Collected data entries
::::::

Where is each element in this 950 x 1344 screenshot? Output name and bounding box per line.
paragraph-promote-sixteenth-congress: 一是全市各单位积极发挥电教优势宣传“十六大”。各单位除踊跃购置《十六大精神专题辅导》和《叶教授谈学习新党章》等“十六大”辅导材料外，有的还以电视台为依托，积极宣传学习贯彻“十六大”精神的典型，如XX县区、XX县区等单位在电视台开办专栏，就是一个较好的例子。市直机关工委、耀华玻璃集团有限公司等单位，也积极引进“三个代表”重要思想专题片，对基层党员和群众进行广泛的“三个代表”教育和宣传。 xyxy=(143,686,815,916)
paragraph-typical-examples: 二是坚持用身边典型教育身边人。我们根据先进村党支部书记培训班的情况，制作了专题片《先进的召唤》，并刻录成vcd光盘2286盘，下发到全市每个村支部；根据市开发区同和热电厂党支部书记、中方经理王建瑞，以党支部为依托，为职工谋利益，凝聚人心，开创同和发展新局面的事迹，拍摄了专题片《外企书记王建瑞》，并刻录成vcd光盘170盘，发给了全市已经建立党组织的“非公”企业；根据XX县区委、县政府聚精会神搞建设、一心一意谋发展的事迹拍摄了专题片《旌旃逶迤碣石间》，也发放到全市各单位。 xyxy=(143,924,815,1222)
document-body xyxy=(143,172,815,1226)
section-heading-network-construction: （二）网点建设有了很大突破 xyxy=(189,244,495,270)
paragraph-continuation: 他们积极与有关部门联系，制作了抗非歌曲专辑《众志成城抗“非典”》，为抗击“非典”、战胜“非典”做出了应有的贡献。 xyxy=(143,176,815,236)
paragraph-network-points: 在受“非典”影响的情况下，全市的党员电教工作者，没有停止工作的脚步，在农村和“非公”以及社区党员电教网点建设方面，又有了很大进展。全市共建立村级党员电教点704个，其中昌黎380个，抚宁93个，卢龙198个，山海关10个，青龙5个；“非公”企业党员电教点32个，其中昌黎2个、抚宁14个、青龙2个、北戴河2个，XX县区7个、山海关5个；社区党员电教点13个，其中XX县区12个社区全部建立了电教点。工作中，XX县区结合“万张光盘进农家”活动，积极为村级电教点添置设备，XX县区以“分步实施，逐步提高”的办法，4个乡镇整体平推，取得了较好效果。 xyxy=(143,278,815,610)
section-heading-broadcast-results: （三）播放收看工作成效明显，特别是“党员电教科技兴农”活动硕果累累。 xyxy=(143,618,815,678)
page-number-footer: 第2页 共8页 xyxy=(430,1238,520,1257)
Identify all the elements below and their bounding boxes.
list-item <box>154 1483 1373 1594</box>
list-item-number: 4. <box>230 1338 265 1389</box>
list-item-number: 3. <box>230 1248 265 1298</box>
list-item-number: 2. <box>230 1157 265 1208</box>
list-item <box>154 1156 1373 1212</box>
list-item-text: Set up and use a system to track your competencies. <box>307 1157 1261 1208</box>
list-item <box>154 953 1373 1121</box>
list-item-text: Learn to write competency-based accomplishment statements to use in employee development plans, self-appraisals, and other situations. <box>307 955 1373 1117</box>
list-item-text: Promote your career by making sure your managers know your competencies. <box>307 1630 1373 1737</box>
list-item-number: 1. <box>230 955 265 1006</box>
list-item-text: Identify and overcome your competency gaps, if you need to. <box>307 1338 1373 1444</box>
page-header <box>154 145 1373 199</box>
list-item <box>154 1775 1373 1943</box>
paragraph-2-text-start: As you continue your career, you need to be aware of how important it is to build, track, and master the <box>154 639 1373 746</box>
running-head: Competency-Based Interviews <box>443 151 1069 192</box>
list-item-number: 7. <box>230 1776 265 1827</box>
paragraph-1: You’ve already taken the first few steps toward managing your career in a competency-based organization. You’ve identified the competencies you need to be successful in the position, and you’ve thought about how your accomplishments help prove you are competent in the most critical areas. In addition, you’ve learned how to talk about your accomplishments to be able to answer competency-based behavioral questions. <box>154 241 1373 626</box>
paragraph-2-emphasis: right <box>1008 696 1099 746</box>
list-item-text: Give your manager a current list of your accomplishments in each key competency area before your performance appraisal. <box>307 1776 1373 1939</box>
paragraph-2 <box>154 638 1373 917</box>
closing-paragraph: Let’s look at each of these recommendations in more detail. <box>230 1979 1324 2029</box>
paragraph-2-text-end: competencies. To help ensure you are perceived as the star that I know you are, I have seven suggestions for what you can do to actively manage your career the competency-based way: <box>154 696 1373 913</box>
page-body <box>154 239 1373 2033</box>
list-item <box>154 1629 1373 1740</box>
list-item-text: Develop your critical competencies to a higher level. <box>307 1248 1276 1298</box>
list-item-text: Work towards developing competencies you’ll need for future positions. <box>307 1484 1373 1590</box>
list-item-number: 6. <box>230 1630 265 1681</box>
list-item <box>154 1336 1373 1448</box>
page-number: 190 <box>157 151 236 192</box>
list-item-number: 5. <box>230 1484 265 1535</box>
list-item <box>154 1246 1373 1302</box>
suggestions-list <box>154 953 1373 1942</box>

::::::

What to produce
Copy all of the data above line for line, without changing anything.

Exercise solution
Where is each element in this 950 x 1344 screenshot? Output name and bounding box per line.
paragraph-promote-sixteenth-congress: 一是全市各单位积极发挥电教优势宣传“十六大”。各单位除踊跃购置《十六大精神专题辅导》和《叶教授谈学习新党章》等“十六大”辅导材料外，有的还以电视台为依托，积极宣传学习贯彻“十六大”精神的典型，如XX县区、XX县区等单位在电视台开办专栏，就是一个较好的例子。市直机关工委、耀华玻璃集团有限公司等单位，也积极引进“三个代表”重要思想专题片，对基层党员和群众进行广泛的“三个代表”教育和宣传。 xyxy=(143,686,815,916)
paragraph-typical-examples: 二是坚持用身边典型教育身边人。我们根据先进村党支部书记培训班的情况，制作了专题片《先进的召唤》，并刻录成vcd光盘2286盘，下发到全市每个村支部；根据市开发区同和热电厂党支部书记、中方经理王建瑞，以党支部为依托，为职工谋利益，凝聚人心，开创同和发展新局面的事迹，拍摄了专题片《外企书记王建瑞》，并刻录成vcd光盘170盘，发给了全市已经建立党组织的“非公”企业；根据XX县区委、县政府聚精会神搞建设、一心一意谋发展的事迹拍摄了专题片《旌旃逶迤碣石间》，也发放到全市各单位。 xyxy=(143,924,815,1222)
document-body xyxy=(143,172,815,1226)
section-heading-network-construction: （二）网点建设有了很大突破 xyxy=(189,244,495,270)
paragraph-continuation: 他们积极与有关部门联系，制作了抗非歌曲专辑《众志成城抗“非典”》，为抗击“非典”、战胜“非典”做出了应有的贡献。 xyxy=(143,176,815,236)
paragraph-network-points: 在受“非典”影响的情况下，全市的党员电教工作者，没有停止工作的脚步，在农村和“非公”以及社区党员电教网点建设方面，又有了很大进展。全市共建立村级党员电教点704个，其中昌黎380个，抚宁93个，卢龙198个，山海关10个，青龙5个；“非公”企业党员电教点32个，其中昌黎2个、抚宁14个、青龙2个、北戴河2个，XX县区7个、山海关5个；社区党员电教点13个，其中XX县区12个社区全部建立了电教点。工作中，XX县区结合“万张光盘进农家”活动，积极为村级电教点添置设备，XX县区以“分步实施，逐步提高”的办法，4个乡镇整体平推，取得了较好效果。 xyxy=(143,278,815,610)
section-heading-broadcast-results: （三）播放收看工作成效明显，特别是“党员电教科技兴农”活动硕果累累。 xyxy=(143,618,815,678)
page-number-footer: 第2页 共8页 xyxy=(430,1238,520,1257)
Identify all the elements below and their bounding boxes.
list-item <box>154 1483 1373 1594</box>
list-item-number: 4. <box>230 1338 265 1389</box>
list-item-number: 3. <box>230 1248 265 1298</box>
list-item-number: 2. <box>230 1157 265 1208</box>
list-item <box>154 1156 1373 1212</box>
list-item-text: Set up and use a system to track your competencies. <box>307 1157 1261 1208</box>
list-item <box>154 953 1373 1121</box>
list-item-text: Learn to write competency-based accomplishment statements to use in employee development plans, self-appraisals, and other situations. <box>307 955 1373 1117</box>
list-item-text: Promote your career by making sure your managers know your competencies. <box>307 1630 1373 1737</box>
list-item-number: 1. <box>230 955 265 1006</box>
list-item-text: Identify and overcome your competency gaps, if you need to. <box>307 1338 1373 1444</box>
page-header <box>154 145 1373 199</box>
list-item <box>154 1775 1373 1943</box>
paragraph-2-text-start: As you continue your career, you need to be aware of how important it is to build, track, and master the <box>154 639 1373 746</box>
running-head: Competency-Based Interviews <box>443 151 1069 192</box>
list-item-number: 7. <box>230 1776 265 1827</box>
paragraph-1: You’ve already taken the first few steps toward managing your career in a competency-based organization. You’ve identified the competencies you need to be successful in the position, and you’ve thought about how your accomplishments help prove you are competent in the most critical areas. In addition, you’ve learned how to talk about your accomplishments to be able to answer competency-based behavioral questions. <box>154 241 1373 626</box>
paragraph-2-emphasis: right <box>1008 696 1099 746</box>
list-item-text: Give your manager a current list of your accomplishments in each key competency area before your performance appraisal. <box>307 1776 1373 1939</box>
paragraph-2 <box>154 638 1373 917</box>
closing-paragraph: Let’s look at each of these recommendations in more detail. <box>230 1979 1324 2029</box>
paragraph-2-text-end: competencies. To help ensure you are perceived as the star that I know you are, I have seven suggestions for what you can do to actively manage your career the competency-based way: <box>154 696 1373 913</box>
page-body <box>154 239 1373 2033</box>
list-item <box>154 1629 1373 1740</box>
list-item-text: Develop your critical competencies to a higher level. <box>307 1248 1276 1298</box>
list-item-text: Work towards developing competencies you’ll need for future positions. <box>307 1484 1373 1590</box>
list-item-number: 6. <box>230 1630 265 1681</box>
list-item <box>154 1336 1373 1448</box>
page-number: 190 <box>157 151 236 192</box>
list-item-number: 5. <box>230 1484 265 1535</box>
list-item <box>154 1246 1373 1302</box>
suggestions-list <box>154 953 1373 1942</box>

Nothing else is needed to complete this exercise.